■ Given instruction ■
Write out every line of the listing below without any changes.

■ Data for the task ■
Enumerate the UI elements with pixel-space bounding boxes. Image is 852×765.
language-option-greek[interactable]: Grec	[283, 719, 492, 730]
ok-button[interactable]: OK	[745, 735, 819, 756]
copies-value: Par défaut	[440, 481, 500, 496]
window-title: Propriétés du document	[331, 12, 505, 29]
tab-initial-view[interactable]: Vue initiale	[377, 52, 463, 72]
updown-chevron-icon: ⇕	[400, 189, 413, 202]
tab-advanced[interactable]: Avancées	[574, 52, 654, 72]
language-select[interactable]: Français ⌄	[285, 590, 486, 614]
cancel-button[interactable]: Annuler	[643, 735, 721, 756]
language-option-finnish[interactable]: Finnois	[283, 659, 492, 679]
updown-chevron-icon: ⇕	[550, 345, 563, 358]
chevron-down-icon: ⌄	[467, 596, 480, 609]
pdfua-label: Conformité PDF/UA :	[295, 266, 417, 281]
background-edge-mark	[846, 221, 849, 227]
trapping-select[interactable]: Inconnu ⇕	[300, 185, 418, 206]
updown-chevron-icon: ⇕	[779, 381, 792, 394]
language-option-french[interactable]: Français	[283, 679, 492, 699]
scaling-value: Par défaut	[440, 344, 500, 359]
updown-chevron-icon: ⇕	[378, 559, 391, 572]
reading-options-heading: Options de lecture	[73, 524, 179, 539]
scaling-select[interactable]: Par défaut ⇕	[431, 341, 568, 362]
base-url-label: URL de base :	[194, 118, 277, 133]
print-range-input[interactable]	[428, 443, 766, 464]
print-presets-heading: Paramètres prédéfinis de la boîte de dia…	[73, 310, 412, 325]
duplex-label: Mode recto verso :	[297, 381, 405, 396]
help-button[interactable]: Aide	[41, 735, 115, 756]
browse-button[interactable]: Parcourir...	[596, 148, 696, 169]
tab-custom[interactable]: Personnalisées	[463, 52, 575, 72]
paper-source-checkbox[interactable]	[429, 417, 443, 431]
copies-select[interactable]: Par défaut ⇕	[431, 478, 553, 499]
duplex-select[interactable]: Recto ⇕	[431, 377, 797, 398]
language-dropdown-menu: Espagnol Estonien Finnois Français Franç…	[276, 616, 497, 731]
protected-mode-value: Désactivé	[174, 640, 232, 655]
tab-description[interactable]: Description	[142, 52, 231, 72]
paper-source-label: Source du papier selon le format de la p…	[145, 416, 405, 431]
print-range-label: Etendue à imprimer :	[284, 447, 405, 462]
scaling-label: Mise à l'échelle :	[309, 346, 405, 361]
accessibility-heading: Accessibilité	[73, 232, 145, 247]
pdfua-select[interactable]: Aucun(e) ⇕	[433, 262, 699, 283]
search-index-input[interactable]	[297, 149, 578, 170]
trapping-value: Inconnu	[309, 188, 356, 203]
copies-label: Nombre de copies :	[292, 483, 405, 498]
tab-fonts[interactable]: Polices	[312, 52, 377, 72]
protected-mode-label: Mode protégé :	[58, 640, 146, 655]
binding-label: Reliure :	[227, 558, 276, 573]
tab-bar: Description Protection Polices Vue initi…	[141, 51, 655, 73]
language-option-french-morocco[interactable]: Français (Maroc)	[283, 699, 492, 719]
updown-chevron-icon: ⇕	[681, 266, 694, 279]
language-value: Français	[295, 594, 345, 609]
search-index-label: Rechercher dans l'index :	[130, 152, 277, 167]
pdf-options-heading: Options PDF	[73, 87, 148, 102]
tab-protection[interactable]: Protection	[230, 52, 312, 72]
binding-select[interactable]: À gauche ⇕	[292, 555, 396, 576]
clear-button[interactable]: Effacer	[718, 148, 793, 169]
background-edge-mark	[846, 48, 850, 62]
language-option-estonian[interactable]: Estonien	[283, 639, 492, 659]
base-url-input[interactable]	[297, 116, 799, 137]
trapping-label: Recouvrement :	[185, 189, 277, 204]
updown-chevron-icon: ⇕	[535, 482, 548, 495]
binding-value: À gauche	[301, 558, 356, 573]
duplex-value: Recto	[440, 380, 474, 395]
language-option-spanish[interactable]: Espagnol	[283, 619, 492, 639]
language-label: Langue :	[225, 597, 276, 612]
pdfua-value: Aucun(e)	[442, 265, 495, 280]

■ Exercise output ■
Enumerate the UI elements with pixel-space bounding boxes. Image is 852×765.
language-option-greek[interactable]: Grec	[283, 719, 492, 730]
ok-button[interactable]: OK	[745, 735, 819, 756]
copies-value: Par défaut	[440, 481, 500, 496]
window-title: Propriétés du document	[331, 12, 505, 29]
tab-initial-view[interactable]: Vue initiale	[377, 52, 463, 72]
updown-chevron-icon: ⇕	[400, 189, 413, 202]
tab-advanced[interactable]: Avancées	[574, 52, 654, 72]
language-select[interactable]: Français ⌄	[285, 590, 486, 614]
cancel-button[interactable]: Annuler	[643, 735, 721, 756]
language-option-finnish[interactable]: Finnois	[283, 659, 492, 679]
updown-chevron-icon: ⇕	[550, 345, 563, 358]
chevron-down-icon: ⌄	[467, 596, 480, 609]
pdfua-label: Conformité PDF/UA :	[295, 266, 417, 281]
background-edge-mark	[846, 221, 849, 227]
trapping-select[interactable]: Inconnu ⇕	[300, 185, 418, 206]
updown-chevron-icon: ⇕	[779, 381, 792, 394]
language-option-french[interactable]: Français	[283, 679, 492, 699]
scaling-value: Par défaut	[440, 344, 500, 359]
updown-chevron-icon: ⇕	[378, 559, 391, 572]
reading-options-heading: Options de lecture	[73, 524, 179, 539]
scaling-select[interactable]: Par défaut ⇕	[431, 341, 568, 362]
base-url-label: URL de base :	[194, 118, 277, 133]
print-range-input[interactable]	[428, 443, 766, 464]
print-presets-heading: Paramètres prédéfinis de la boîte de dia…	[73, 310, 412, 325]
duplex-label: Mode recto verso :	[297, 381, 405, 396]
help-button[interactable]: Aide	[41, 735, 115, 756]
browse-button[interactable]: Parcourir...	[596, 148, 696, 169]
tab-custom[interactable]: Personnalisées	[463, 52, 575, 72]
paper-source-checkbox[interactable]	[429, 417, 443, 431]
copies-select[interactable]: Par défaut ⇕	[431, 478, 553, 499]
duplex-select[interactable]: Recto ⇕	[431, 377, 797, 398]
language-dropdown-menu: Espagnol Estonien Finnois Français Franç…	[276, 616, 497, 731]
protected-mode-value: Désactivé	[174, 640, 232, 655]
tab-description[interactable]: Description	[142, 52, 231, 72]
paper-source-label: Source du papier selon le format de la p…	[145, 416, 405, 431]
print-range-label: Etendue à imprimer :	[284, 447, 405, 462]
scaling-label: Mise à l'échelle :	[309, 346, 405, 361]
accessibility-heading: Accessibilité	[73, 232, 145, 247]
pdfua-select[interactable]: Aucun(e) ⇕	[433, 262, 699, 283]
search-index-input[interactable]	[297, 149, 578, 170]
trapping-value: Inconnu	[309, 188, 356, 203]
copies-label: Nombre de copies :	[292, 483, 405, 498]
tab-fonts[interactable]: Polices	[312, 52, 377, 72]
protected-mode-label: Mode protégé :	[58, 640, 146, 655]
binding-label: Reliure :	[227, 558, 276, 573]
tab-bar: Description Protection Polices Vue initi…	[141, 51, 655, 73]
language-option-french-morocco[interactable]: Français (Maroc)	[283, 699, 492, 719]
updown-chevron-icon: ⇕	[681, 266, 694, 279]
language-value: Français	[295, 594, 345, 609]
search-index-label: Rechercher dans l'index :	[130, 152, 277, 167]
pdf-options-heading: Options PDF	[73, 87, 148, 102]
tab-protection[interactable]: Protection	[230, 52, 312, 72]
binding-select[interactable]: À gauche ⇕	[292, 555, 396, 576]
clear-button[interactable]: Effacer	[718, 148, 793, 169]
background-edge-mark	[846, 48, 850, 62]
language-option-estonian[interactable]: Estonien	[283, 639, 492, 659]
base-url-input[interactable]	[297, 116, 799, 137]
trapping-label: Recouvrement :	[185, 189, 277, 204]
updown-chevron-icon: ⇕	[535, 482, 548, 495]
binding-value: À gauche	[301, 558, 356, 573]
duplex-value: Recto	[440, 380, 474, 395]
language-option-spanish[interactable]: Espagnol	[283, 619, 492, 639]
language-label: Langue :	[225, 597, 276, 612]
pdfua-value: Aucun(e)	[442, 265, 495, 280]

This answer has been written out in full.